Extract and list every line that contains the word "муниципального".

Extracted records

--- BEGIN ---

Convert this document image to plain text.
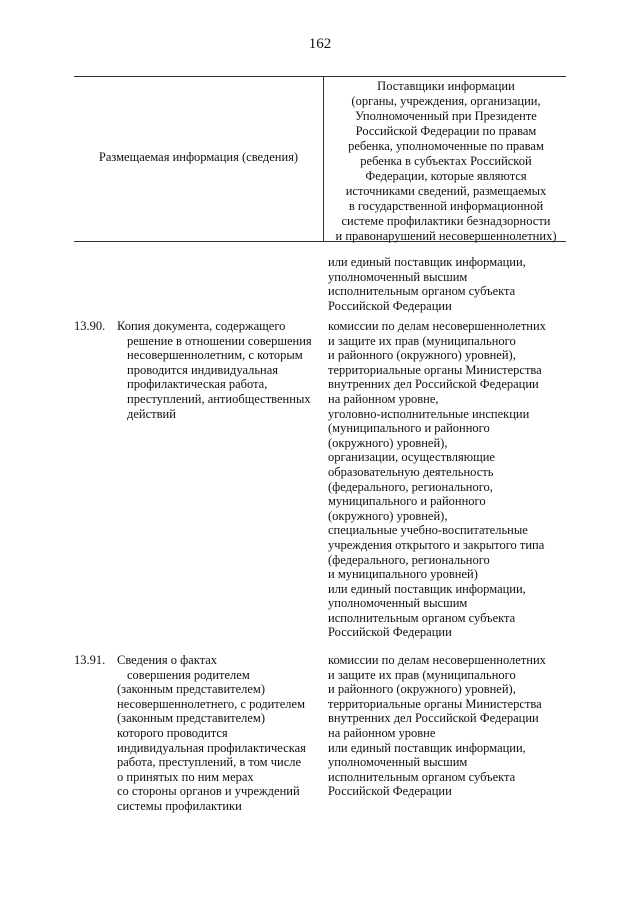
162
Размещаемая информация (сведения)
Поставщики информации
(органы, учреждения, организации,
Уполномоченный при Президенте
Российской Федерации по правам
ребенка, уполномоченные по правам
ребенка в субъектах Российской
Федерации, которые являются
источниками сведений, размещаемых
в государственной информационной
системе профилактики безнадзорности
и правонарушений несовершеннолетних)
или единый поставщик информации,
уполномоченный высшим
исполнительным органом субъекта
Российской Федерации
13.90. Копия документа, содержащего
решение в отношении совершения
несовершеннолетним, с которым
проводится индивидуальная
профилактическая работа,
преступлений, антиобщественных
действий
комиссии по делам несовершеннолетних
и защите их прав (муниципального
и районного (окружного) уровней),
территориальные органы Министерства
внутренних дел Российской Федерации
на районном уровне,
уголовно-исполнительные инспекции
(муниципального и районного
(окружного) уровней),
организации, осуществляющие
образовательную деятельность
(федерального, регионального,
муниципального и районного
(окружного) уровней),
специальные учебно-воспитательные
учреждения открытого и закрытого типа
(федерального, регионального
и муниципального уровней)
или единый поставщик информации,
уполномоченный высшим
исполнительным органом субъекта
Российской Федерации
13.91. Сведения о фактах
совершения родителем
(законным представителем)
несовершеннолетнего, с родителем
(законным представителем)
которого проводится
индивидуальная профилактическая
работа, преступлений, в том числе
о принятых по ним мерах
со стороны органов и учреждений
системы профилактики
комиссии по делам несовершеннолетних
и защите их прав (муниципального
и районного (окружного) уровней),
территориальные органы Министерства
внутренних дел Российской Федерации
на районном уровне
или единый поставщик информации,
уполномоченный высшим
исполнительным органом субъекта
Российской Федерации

--- END ---
--- BEGIN ---

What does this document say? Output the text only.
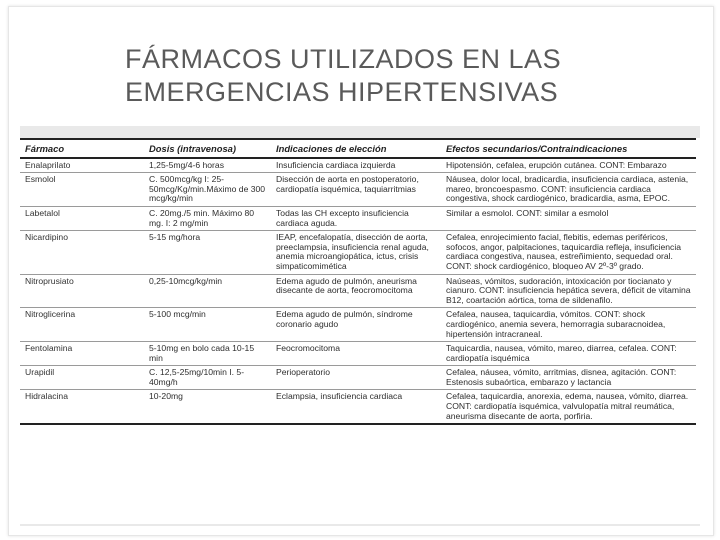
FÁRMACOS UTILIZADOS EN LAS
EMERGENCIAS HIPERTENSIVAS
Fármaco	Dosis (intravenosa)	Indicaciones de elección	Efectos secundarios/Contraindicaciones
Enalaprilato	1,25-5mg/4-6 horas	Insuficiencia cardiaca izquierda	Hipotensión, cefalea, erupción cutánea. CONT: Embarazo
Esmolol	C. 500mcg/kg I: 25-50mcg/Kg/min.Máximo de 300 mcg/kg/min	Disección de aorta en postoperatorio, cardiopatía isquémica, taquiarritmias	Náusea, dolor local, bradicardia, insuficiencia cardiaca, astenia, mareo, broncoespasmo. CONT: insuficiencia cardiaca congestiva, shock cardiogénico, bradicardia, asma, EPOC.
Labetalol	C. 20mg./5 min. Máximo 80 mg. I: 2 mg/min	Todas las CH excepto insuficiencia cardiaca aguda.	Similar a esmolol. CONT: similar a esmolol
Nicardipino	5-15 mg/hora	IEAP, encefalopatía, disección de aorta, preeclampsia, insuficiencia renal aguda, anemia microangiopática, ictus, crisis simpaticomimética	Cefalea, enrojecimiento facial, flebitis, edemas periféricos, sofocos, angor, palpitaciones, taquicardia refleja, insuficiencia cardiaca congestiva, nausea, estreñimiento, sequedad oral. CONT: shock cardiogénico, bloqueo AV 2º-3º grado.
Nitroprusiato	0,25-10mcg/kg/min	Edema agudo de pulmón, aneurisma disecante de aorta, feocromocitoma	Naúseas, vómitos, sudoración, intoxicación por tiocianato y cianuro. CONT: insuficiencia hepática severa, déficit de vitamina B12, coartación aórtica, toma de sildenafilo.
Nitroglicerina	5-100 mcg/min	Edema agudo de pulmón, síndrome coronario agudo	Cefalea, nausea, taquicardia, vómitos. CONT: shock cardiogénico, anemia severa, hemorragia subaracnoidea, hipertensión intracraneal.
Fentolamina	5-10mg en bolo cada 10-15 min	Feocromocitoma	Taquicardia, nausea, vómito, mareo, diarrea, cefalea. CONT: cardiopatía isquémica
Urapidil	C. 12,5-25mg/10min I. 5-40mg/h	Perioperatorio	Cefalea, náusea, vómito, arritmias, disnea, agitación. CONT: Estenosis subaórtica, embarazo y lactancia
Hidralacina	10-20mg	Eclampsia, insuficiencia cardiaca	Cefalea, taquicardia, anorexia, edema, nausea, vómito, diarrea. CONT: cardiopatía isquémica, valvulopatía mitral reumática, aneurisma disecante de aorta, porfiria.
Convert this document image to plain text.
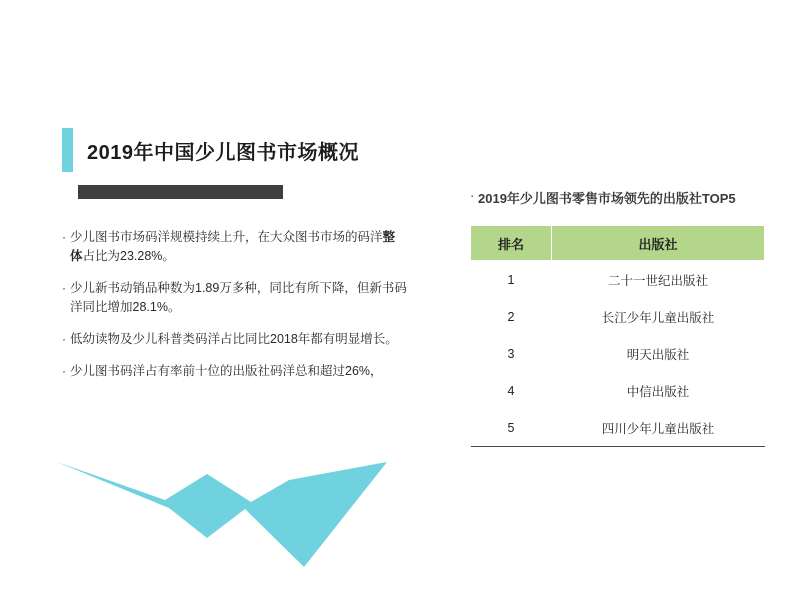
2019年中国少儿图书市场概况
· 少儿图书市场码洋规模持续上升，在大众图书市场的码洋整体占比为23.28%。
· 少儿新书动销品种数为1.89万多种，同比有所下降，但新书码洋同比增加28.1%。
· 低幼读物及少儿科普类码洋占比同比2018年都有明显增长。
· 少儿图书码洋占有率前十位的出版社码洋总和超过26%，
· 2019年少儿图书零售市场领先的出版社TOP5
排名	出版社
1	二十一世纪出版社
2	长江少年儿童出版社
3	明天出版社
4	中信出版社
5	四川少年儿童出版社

--- END ---

SOLUTION →
и защите их прав (муниципального
(муниципального и районного
муниципального и районного
и муниципального уровней)
и защите их прав (муниципального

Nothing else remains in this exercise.